__Set of tasks__
a – In the book club announcement below, how are neologisms defined?
b – Write the next part of the book club announcement below, starting right after its final sentence.

__Document section__
......
An Invitation to join our Spring 2025 "Re-Seeding Imaginations" Book Club
Announcing our Spring Book Club Selection!
Our Spring 2025 “Re-Seeding Imaginations” Book Club starts in April as an interactive offering for paid subscribers. Read more details in the post below.
We need a new ancient lexicon to seed the new world.
We also need a way to language the multi-layered griefs we grapple with in these transformative times. Often, we don’t have the words to name the complexity of grief we feel, watching human-driven ecological catastrophes or social inequities on an exponential level.
We are not made to hold all of this alone.
In my fascination with language, I have always gravitated towards those who stretch the English language to try to carry more complexity and relationality. I also love neologisms, which are new words, usages, or expressions.
In my work in Indigenous land and lifeways reclamation, I find myself challenging buzz words and colonial pressures in our work towards the dignified resurgence of our traditional Indigenous cultures in modern times.
We must pay attention to how English and the Western mindset always want us to squeeze into their boxes and sit at their tables; our frontline work as creatives, artists, and community members is to continue to resist that on all levels.
......
__Record excerpts__
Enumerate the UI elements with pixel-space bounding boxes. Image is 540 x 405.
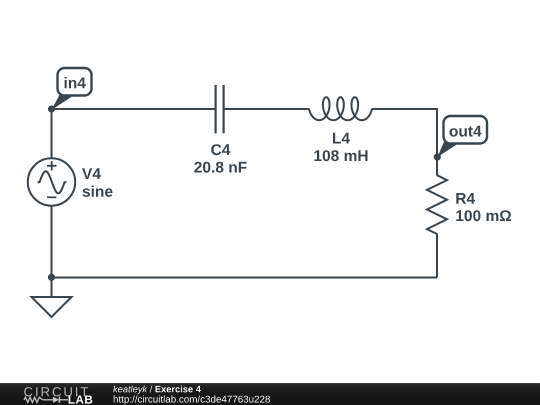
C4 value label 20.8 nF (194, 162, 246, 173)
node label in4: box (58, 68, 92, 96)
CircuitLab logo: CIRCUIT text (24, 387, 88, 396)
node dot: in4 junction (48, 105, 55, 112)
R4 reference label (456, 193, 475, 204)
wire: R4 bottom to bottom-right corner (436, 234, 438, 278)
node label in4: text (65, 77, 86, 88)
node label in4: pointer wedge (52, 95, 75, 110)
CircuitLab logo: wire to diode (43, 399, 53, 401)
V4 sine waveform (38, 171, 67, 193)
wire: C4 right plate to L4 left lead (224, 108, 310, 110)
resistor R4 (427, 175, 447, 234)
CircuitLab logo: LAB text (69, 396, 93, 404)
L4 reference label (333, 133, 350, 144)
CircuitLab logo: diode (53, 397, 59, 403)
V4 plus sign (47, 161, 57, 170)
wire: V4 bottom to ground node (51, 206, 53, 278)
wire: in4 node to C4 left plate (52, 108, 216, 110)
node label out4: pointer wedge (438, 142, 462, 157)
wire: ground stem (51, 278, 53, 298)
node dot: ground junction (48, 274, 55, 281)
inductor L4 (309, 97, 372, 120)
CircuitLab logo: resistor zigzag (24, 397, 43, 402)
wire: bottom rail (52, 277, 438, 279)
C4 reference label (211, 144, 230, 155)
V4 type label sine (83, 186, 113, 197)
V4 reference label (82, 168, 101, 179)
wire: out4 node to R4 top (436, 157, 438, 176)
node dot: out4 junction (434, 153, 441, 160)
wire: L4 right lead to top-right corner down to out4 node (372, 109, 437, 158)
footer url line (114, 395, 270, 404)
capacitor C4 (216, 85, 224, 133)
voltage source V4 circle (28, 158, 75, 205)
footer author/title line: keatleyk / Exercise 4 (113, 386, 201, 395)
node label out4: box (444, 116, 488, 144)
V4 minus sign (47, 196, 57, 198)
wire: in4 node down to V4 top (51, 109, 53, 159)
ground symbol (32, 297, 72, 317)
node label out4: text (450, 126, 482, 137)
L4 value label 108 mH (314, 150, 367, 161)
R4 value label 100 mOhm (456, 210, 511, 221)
......
__Set of answers__
a – Neologisms are new words, usages, or expressions.

b –
In the area of my life’s work, "Regenerative ag," " food systems,” or “food sovereignty," etc., are all English words that don't even approximate or in any way get at the heart of describing what our deeply kin-centric cultural foodways encompass. Language serves as a powerful lens through which we understand culture and worldview, reflecting shared values, beliefs, and experiences within a community while also shaping how we perceive and interact with the world.
We need a new lexicon ( perhaps one that isn't in English) that adequately tells the story of this work. We need to sprout something new from the rich soil of ancestral brilliance to seed the nourishing and irresistible future we are borrowing from our descendants.
We have so much work to do to dismantle the barbed wire of capitalism and imperialism, the enclosures not only across the commons but inside our minds as well.
We need a new ancient lexicon to seed the new world.
As someone born into speaking the tongue of my ancestral oppressors, I'm always stretching the English language to express what I want to say so that it has the essence of a much deeper holistic, cyclical thought pattern, moving against the linear grain of the English syntax.
I come from a long line of people who spoke with words that recognize animacy in everything and acknowledge the mycelial web of countless interdependent relationships; a whole, beautiful, and complete thought or idea can be expressed in one word. My grandparents were the last in my lineage to speak Mohawk as a first language.
If we are bound by the constraints of a language and lexicon, how will modern culture shift in the powerful and positive ways it needs to to restore our collective spiritual power?
Last year, when grappling with multiple overlapping ecological and social griefs, I wrote an essay about Solastalgia, which is “the mental distress specifically caused by environmental change, where one’s home environment and sense of place is being violated”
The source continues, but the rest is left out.